### Entries shown ###
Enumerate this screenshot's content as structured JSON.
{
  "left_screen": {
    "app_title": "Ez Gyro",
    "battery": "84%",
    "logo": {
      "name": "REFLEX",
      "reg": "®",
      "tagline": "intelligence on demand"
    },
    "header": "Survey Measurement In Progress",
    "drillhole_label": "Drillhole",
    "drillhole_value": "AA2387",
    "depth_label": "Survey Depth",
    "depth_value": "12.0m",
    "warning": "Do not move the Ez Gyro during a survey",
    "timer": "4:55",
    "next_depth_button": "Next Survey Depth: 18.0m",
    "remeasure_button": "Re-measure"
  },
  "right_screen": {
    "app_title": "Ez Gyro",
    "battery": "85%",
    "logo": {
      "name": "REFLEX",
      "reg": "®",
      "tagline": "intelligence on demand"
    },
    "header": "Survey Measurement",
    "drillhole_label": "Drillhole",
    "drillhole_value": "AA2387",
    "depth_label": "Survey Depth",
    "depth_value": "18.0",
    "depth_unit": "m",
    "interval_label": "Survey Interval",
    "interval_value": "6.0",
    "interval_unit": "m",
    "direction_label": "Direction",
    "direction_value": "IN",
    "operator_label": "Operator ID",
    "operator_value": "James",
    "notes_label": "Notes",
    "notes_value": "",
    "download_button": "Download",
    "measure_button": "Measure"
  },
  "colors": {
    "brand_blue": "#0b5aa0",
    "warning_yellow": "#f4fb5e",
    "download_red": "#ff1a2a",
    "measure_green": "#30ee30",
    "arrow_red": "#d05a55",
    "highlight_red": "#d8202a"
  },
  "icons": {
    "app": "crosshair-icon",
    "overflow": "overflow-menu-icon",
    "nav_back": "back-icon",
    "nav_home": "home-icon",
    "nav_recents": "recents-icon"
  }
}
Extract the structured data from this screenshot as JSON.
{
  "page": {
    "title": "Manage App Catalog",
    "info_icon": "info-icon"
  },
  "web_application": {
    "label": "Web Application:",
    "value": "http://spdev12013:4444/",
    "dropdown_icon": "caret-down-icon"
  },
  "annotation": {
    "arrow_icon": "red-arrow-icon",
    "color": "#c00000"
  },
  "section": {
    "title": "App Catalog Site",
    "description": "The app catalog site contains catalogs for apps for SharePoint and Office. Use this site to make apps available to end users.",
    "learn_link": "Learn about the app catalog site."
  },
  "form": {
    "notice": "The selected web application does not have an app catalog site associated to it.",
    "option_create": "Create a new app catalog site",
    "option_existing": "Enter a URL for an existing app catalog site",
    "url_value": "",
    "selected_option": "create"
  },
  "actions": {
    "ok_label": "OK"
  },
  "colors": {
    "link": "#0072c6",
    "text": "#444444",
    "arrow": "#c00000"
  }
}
###
▶ [Problem details]:
Starting with the line that contains "Extract the structured", output every line through the end of the listing above, unchanged.

▶ [Worked answer]:
Extract the structured data from this screenshot as JSON.
{
  "page": {
    "title": "Manage App Catalog",
    "info_icon": "info-icon"
  },
  "web_application": {
    "label": "Web Application:",
    "value": "http://spdev12013:4444/",
    "dropdown_icon": "caret-down-icon"
  },
  "annotation": {
    "arrow_icon": "red-arrow-icon",
    "color": "#c00000"
  },
  "section": {
    "title": "App Catalog Site",
    "description": "The app catalog site contains catalogs for apps for SharePoint and Office. Use this site to make apps available to end users.",
    "learn_link": "Learn about the app catalog site."
  },
  "form": {
    "notice": "The selected web application does not have an app catalog site associated to it.",
    "option_create": "Create a new app catalog site",
    "option_existing": "Enter a URL for an existing app catalog site",
    "url_value": "",
    "selected_option": "create"
  },
  "actions": {
    "ok_label": "OK"
  },
  "colors": {
    "link": "#0072c6",
    "text": "#444444",
    "arrow": "#c00000"
  }
}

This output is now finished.